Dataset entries
* start *
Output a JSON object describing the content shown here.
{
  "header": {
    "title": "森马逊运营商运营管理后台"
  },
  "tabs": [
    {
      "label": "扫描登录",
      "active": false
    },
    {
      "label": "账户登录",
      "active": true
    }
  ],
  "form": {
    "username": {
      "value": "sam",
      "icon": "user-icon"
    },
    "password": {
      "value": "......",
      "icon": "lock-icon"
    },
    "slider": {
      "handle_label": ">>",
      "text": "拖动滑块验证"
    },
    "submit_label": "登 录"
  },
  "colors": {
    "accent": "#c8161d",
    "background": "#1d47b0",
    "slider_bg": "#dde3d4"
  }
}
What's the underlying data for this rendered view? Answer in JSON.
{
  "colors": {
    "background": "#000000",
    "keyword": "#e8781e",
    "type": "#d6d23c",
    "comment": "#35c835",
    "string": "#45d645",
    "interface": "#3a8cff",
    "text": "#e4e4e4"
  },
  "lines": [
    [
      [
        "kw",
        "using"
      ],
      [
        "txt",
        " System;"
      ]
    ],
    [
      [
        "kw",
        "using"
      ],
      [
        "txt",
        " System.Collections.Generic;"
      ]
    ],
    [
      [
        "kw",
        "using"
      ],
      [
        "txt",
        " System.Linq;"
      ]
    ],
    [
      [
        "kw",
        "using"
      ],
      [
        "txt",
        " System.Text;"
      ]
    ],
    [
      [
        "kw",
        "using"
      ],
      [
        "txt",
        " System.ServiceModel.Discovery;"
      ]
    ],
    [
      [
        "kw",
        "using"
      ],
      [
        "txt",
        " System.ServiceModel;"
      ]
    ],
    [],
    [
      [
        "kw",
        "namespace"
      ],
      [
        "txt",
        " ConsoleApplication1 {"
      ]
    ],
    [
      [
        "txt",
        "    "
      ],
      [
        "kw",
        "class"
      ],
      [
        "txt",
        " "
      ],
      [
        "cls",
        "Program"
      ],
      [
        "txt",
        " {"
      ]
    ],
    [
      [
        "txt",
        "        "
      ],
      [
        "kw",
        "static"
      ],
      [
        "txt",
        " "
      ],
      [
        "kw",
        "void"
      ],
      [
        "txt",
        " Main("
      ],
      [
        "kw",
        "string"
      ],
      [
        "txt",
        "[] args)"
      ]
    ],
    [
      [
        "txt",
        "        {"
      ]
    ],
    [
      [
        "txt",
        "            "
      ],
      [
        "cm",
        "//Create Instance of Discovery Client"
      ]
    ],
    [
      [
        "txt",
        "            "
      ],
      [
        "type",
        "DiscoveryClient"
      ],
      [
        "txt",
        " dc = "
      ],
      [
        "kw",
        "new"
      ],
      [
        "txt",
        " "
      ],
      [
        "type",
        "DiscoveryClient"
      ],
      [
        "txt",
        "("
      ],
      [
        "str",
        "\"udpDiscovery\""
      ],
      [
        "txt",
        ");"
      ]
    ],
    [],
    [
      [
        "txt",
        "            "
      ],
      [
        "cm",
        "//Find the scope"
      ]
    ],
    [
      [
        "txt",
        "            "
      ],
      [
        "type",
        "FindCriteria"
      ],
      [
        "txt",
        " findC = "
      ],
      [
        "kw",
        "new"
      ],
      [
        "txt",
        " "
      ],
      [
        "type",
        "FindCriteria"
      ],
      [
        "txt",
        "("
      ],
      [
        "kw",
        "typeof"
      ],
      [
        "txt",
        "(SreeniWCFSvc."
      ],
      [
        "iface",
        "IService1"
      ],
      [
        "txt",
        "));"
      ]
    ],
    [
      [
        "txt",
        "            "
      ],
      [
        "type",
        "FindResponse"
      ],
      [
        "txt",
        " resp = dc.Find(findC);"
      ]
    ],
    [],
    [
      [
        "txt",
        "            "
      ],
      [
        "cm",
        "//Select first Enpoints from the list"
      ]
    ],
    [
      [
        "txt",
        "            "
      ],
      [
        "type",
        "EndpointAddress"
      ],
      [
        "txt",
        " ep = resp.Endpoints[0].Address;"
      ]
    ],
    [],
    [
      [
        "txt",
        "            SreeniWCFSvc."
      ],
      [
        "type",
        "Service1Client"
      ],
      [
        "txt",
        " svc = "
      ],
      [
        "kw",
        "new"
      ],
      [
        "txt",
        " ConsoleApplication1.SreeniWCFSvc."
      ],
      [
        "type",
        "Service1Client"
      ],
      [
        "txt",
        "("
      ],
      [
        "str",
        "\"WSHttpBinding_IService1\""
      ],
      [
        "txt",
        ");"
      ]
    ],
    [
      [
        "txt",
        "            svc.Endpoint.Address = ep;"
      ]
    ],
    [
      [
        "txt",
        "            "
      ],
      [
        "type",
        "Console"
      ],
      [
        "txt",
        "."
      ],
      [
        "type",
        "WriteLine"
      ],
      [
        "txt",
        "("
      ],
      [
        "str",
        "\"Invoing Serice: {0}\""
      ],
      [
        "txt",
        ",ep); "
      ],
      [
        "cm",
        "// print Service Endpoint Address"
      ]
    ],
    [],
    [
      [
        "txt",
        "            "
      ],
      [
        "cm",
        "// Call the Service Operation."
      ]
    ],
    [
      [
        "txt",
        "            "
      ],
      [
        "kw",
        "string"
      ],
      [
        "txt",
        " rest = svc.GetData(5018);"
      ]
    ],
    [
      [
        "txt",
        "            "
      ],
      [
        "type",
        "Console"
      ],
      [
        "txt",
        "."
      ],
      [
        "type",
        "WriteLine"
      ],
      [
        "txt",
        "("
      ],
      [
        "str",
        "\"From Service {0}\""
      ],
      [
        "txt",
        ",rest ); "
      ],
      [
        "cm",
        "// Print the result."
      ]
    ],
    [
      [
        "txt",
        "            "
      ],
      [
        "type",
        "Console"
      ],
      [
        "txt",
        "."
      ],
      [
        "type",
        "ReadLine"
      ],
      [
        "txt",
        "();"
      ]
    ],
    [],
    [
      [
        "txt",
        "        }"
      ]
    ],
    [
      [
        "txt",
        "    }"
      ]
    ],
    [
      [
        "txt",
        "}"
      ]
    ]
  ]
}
* end *
Repeat the material from above exactly, word for word.

Output a JSON object describing the content shown here.
{
  "header": {
    "title": "森马逊运营商运营管理后台"
  },
  "tabs": [
    {
      "label": "扫描登录",
      "active": false
    },
    {
      "label": "账户登录",
      "active": true
    }
  ],
  "form": {
    "username": {
      "value": "sam",
      "icon": "user-icon"
    },
    "password": {
      "value": "......",
      "icon": "lock-icon"
    },
    "slider": {
      "handle_label": ">>",
      "text": "拖动滑块验证"
    },
    "submit_label": "登 录"
  },
  "colors": {
    "accent": "#c8161d",
    "background": "#1d47b0",
    "slider_bg": "#dde3d4"
  }
}
What's the underlying data for this rendered view? Answer in JSON.
{
  "colors": {
    "background": "#000000",
    "keyword": "#e8781e",
    "type": "#d6d23c",
    "comment": "#35c835",
    "string": "#45d645",
    "interface": "#3a8cff",
    "text": "#e4e4e4"
  },
  "lines": [
    [
      [
        "kw",
        "using"
      ],
      [
        "txt",
        " System;"
      ]
    ],
    [
      [
        "kw",
        "using"
      ],
      [
        "txt",
        " System.Collections.Generic;"
      ]
    ],
    [
      [
        "kw",
        "using"
      ],
      [
        "txt",
        " System.Linq;"
      ]
    ],
    [
      [
        "kw",
        "using"
      ],
      [
        "txt",
        " System.Text;"
      ]
    ],
    [
      [
        "kw",
        "using"
      ],
      [
        "txt",
        " System.ServiceModel.Discovery;"
      ]
    ],
    [
      [
        "kw",
        "using"
      ],
      [
        "txt",
        " System.ServiceModel;"
      ]
    ],
    [],
    [
      [
        "kw",
        "namespace"
      ],
      [
        "txt",
        " ConsoleApplication1 {"
      ]
    ],
    [
      [
        "txt",
        "    "
      ],
      [
        "kw",
        "class"
      ],
      [
        "txt",
        " "
      ],
      [
        "cls",
        "Program"
      ],
      [
        "txt",
        " {"
      ]
    ],
    [
      [
        "txt",
        "        "
      ],
      [
        "kw",
        "static"
      ],
      [
        "txt",
        " "
      ],
      [
        "kw",
        "void"
      ],
      [
        "txt",
        " Main("
      ],
      [
        "kw",
        "string"
      ],
      [
        "txt",
        "[] args)"
      ]
    ],
    [
      [
        "txt",
        "        {"
      ]
    ],
    [
      [
        "txt",
        "            "
      ],
      [
        "cm",
        "//Create Instance of Discovery Client"
      ]
    ],
    [
      [
        "txt",
        "            "
      ],
      [
        "type",
        "DiscoveryClient"
      ],
      [
        "txt",
        " dc = "
      ],
      [
        "kw",
        "new"
      ],
      [
        "txt",
        " "
      ],
      [
        "type",
        "DiscoveryClient"
      ],
      [
        "txt",
        "("
      ],
      [
        "str",
        "\"udpDiscovery\""
      ],
      [
        "txt",
        ");"
      ]
    ],
    [],
    [
      [
        "txt",
        "            "
      ],
      [
        "cm",
        "//Find the scope"
      ]
    ],
    [
      [
        "txt",
        "            "
      ],
      [
        "type",
        "FindCriteria"
      ],
      [
        "txt",
        " findC = "
      ],
      [
        "kw",
        "new"
      ],
      [
        "txt",
        " "
      ],
      [
        "type",
        "FindCriteria"
      ],
      [
        "txt",
        "("
      ],
      [
        "kw",
        "typeof"
      ],
      [
        "txt",
        "(SreeniWCFSvc."
      ],
      [
        "iface",
        "IService1"
      ],
      [
        "txt",
        "));"
      ]
    ],
    [
      [
        "txt",
        "            "
      ],
      [
        "type",
        "FindResponse"
      ],
      [
        "txt",
        " resp = dc.Find(findC);"
      ]
    ],
    [],
    [
      [
        "txt",
        "            "
      ],
      [
        "cm",
        "//Select first Enpoints from the list"
      ]
    ],
    [
      [
        "txt",
        "            "
      ],
      [
        "type",
        "EndpointAddress"
      ],
      [
        "txt",
        " ep = resp.Endpoints[0].Address;"
      ]
    ],
    [],
    [
      [
        "txt",
        "            SreeniWCFSvc."
      ],
      [
        "type",
        "Service1Client"
      ],
      [
        "txt",
        " svc = "
      ],
      [
        "kw",
        "new"
      ],
      [
        "txt",
        " ConsoleApplication1.SreeniWCFSvc."
      ],
      [
        "type",
        "Service1Client"
      ],
      [
        "txt",
        "("
      ],
      [
        "str",
        "\"WSHttpBinding_IService1\""
      ],
      [
        "txt",
        ");"
      ]
    ],
    [
      [
        "txt",
        "            svc.Endpoint.Address = ep;"
      ]
    ],
    [
      [
        "txt",
        "            "
      ],
      [
        "type",
        "Console"
      ],
      [
        "txt",
        "."
      ],
      [
        "type",
        "WriteLine"
      ],
      [
        "txt",
        "("
      ],
      [
        "str",
        "\"Invoing Serice: {0}\""
      ],
      [
        "txt",
        ",ep); "
      ],
      [
        "cm",
        "// print Service Endpoint Address"
      ]
    ],
    [],
    [
      [
        "txt",
        "            "
      ],
      [
        "cm",
        "// Call the Service Operation."
      ]
    ],
    [
      [
        "txt",
        "            "
      ],
      [
        "kw",
        "string"
      ],
      [
        "txt",
        " rest = svc.GetData(5018);"
      ]
    ],
    [
      [
        "txt",
        "            "
      ],
      [
        "type",
        "Console"
      ],
      [
        "txt",
        "."
      ],
      [
        "type",
        "WriteLine"
      ],
      [
        "txt",
        "("
      ],
      [
        "str",
        "\"From Service {0}\""
      ],
      [
        "txt",
        ",rest ); "
      ],
      [
        "cm",
        "// Print the result."
      ]
    ],
    [
      [
        "txt",
        "            "
      ],
      [
        "type",
        "Console"
      ],
      [
        "txt",
        "."
      ],
      [
        "type",
        "ReadLine"
      ],
      [
        "txt",
        "();"
      ]
    ],
    [],
    [
      [
        "txt",
        "        }"
      ]
    ],
    [
      [
        "txt",
        "    }"
      ]
    ],
    [
      [
        "txt",
        "}"
      ]
    ]
  ]
}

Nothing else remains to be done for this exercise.